In the listing below, count the lines with "supply" and report only the figure.

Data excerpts

- - - - - - -

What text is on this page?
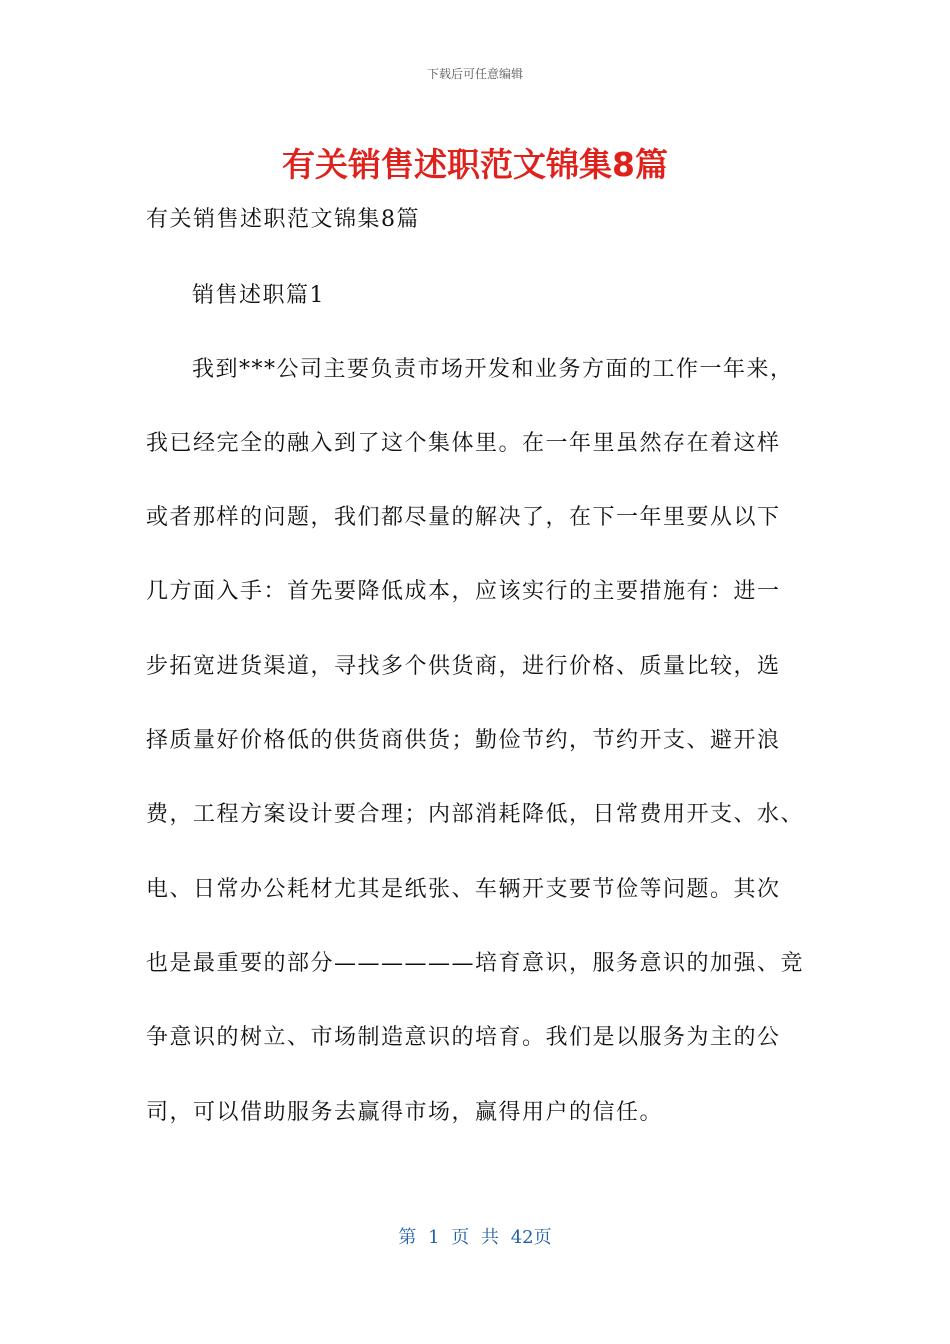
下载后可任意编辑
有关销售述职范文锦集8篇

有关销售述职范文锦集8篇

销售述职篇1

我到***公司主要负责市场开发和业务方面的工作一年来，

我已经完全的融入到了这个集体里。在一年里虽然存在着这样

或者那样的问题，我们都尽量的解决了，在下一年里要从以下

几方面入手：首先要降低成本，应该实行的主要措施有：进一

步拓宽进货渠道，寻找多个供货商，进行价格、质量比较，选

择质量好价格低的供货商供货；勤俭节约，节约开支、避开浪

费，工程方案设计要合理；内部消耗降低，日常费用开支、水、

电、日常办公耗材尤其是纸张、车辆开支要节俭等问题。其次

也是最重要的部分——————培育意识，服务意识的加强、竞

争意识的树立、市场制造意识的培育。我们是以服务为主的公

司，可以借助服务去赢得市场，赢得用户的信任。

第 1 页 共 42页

- - - - - - -

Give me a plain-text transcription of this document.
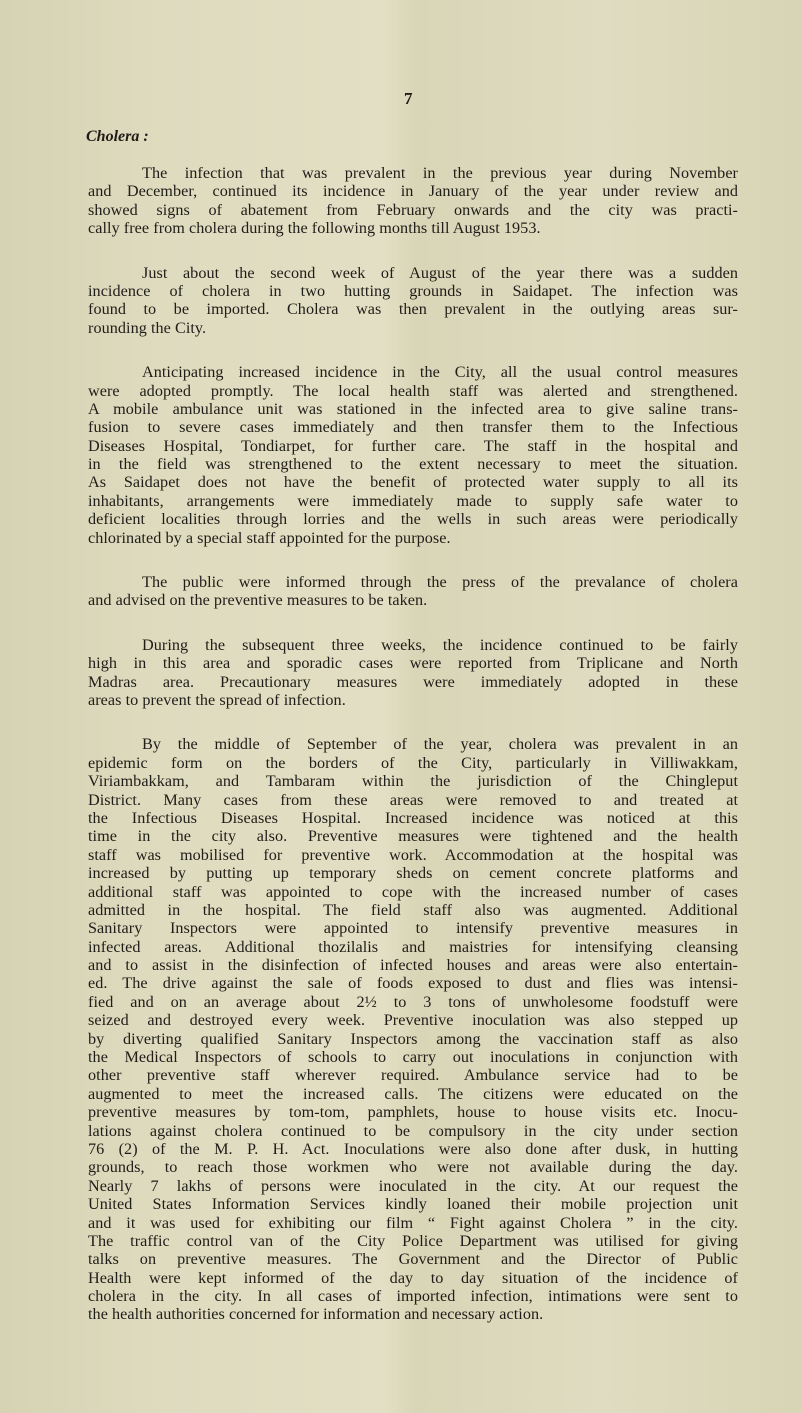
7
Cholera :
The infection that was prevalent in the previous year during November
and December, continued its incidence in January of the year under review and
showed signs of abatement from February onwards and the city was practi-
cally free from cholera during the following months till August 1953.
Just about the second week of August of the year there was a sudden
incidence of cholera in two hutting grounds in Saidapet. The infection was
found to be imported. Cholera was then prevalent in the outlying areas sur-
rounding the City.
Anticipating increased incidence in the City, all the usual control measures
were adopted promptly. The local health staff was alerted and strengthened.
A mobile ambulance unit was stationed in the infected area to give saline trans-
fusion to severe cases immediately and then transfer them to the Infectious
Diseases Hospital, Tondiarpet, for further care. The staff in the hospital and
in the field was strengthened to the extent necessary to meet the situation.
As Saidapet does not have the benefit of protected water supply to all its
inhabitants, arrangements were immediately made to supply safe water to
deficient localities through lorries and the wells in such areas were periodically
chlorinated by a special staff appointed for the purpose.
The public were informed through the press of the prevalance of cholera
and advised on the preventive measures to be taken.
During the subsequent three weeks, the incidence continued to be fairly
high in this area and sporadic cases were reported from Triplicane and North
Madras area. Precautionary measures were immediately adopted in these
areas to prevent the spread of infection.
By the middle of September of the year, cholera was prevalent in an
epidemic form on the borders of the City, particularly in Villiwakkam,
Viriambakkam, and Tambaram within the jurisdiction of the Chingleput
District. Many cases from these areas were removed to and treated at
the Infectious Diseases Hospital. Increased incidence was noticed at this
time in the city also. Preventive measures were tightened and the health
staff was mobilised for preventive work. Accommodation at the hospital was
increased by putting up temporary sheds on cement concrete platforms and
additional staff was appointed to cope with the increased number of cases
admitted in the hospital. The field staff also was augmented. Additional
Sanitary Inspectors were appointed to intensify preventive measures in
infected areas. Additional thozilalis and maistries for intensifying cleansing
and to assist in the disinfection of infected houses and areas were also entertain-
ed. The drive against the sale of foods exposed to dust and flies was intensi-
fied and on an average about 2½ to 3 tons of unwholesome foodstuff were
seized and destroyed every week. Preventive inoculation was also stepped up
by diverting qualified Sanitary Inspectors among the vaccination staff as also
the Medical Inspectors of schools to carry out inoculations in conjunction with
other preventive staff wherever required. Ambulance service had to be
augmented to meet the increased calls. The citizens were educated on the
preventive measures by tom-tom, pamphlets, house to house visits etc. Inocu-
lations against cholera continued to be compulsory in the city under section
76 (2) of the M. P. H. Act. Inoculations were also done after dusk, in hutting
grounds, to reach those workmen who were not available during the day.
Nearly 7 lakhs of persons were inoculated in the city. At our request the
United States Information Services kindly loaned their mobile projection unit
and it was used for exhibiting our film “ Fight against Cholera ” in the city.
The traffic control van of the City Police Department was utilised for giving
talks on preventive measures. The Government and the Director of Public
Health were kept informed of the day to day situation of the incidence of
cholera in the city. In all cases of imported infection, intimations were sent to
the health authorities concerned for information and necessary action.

- - - - - - -

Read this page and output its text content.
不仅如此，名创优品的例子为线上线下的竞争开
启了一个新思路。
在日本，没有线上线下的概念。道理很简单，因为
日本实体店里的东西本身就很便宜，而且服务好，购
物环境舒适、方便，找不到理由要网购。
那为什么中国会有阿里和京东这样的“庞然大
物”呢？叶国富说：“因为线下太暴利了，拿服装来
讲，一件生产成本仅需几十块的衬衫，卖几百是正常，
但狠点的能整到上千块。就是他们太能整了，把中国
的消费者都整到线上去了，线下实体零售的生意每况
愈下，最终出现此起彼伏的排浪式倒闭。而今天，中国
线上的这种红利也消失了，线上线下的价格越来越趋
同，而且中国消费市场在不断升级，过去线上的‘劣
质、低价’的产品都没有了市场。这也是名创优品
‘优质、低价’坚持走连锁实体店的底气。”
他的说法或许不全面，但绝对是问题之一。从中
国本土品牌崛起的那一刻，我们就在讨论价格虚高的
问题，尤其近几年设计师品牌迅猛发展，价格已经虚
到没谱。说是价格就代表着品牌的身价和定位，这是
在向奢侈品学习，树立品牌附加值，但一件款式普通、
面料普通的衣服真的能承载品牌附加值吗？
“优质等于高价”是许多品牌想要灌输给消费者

- - - - - - -

- The reply: 2